══ Data lines ══

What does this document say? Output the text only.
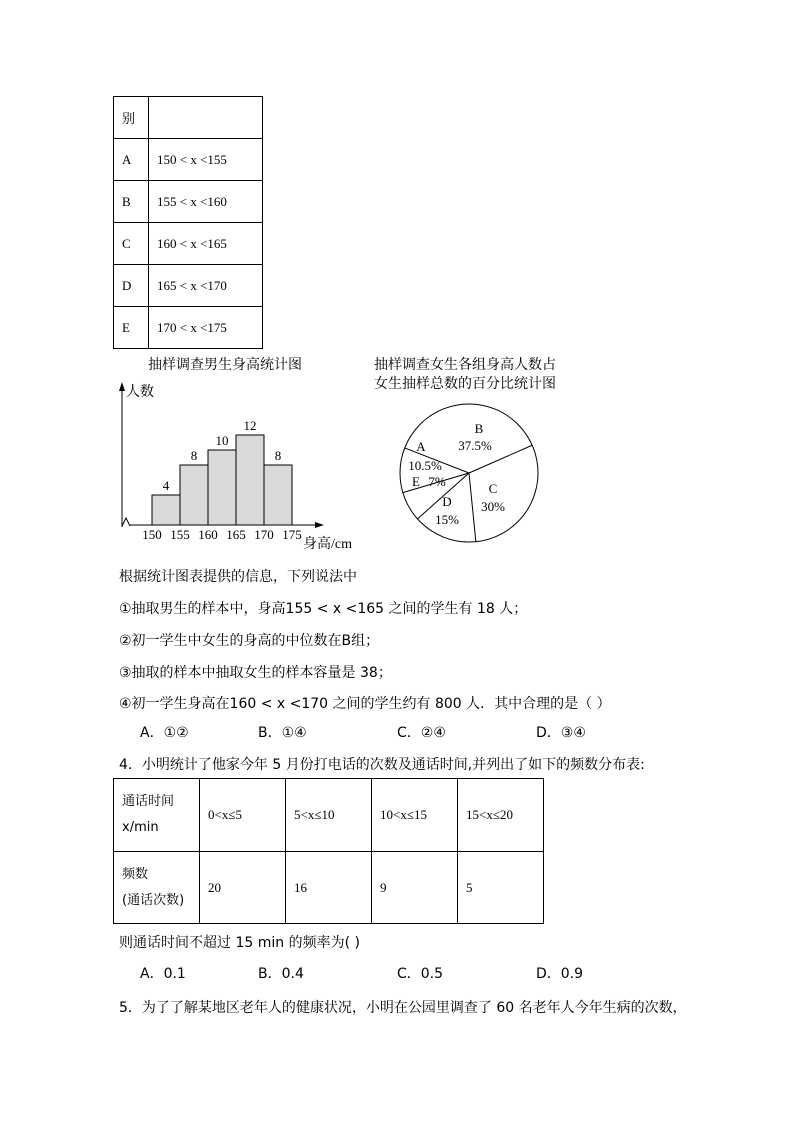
别	
A	150 < x <155
B	155 < x <160
C	160 < x <165
D	165 < x <170
E	170 < x <175
抽样调查男生身高统计图	抽样调查女生各组身高人数占
女生抽样总数的百分比统计图
人数
身高/cm
4
8
10
12
8
150 155 160 165 170 175
A
10.5%
B
37.5%
C
30%
D
15%
E 7%
根据统计图表提供的信息，下列说法中
①抽取男生的样本中，身高155 < x <165 之间的学生有 18 人；
②初一学生中女生的身高的中位数在B组；
③抽取的样本中抽取女生的样本容量是 38；
④初一学生身高在160 < x <170 之间的学生约有 800 人．其中合理的是（ ）
A．①②	B．①④	C．②④	D．③④
4．小明统计了他家今年 5 月份打电话的次数及通话时间,并列出了如下的频数分布表:
通话时间
x/min	0<x≤5	5<x≤10	10<x≤15	15<x≤20

频数
(通话次数)	20	16	9	5
则通话时间不超过 15 min 的频率为( )
A．0.1	B．0.4	C．0.5	D．0.9
5．为了了解某地区老年人的健康状况，小明在公园里调查了 60 名老年人今年生病的次数，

═══

Transcribe each line above verbatim, with the pictures left out.

What does this document say? Output the text only.
别	
A	150 < x <155
B	155 < x <160
C	160 < x <165
D	165 < x <170
E	170 < x <175
抽样调查男生身高统计图	抽样调查女生各组身高人数占
女生抽样总数的百分比统计图
人数
身高/cm
4
8
10
12
8
150 155 160 165 170 175
A
10.5%
B
37.5%
C
30%
D
15%
E 7%
根据统计图表提供的信息，下列说法中
①抽取男生的样本中，身高155 < x <165 之间的学生有 18 人；
②初一学生中女生的身高的中位数在B组；
③抽取的样本中抽取女生的样本容量是 38；
④初一学生身高在160 < x <170 之间的学生约有 800 人．其中合理的是（ ）
A．①②	B．①④	C．②④	D．③④
4．小明统计了他家今年 5 月份打电话的次数及通话时间,并列出了如下的频数分布表:
通话时间
x/min	0<x≤5	5<x≤10	10<x≤15	15<x≤20

频数
(通话次数)	20	16	9	5
则通话时间不超过 15 min 的频率为( )
A．0.1	B．0.4	C．0.5	D．0.9
5．为了了解某地区老年人的健康状况，小明在公园里调查了 60 名老年人今年生病的次数，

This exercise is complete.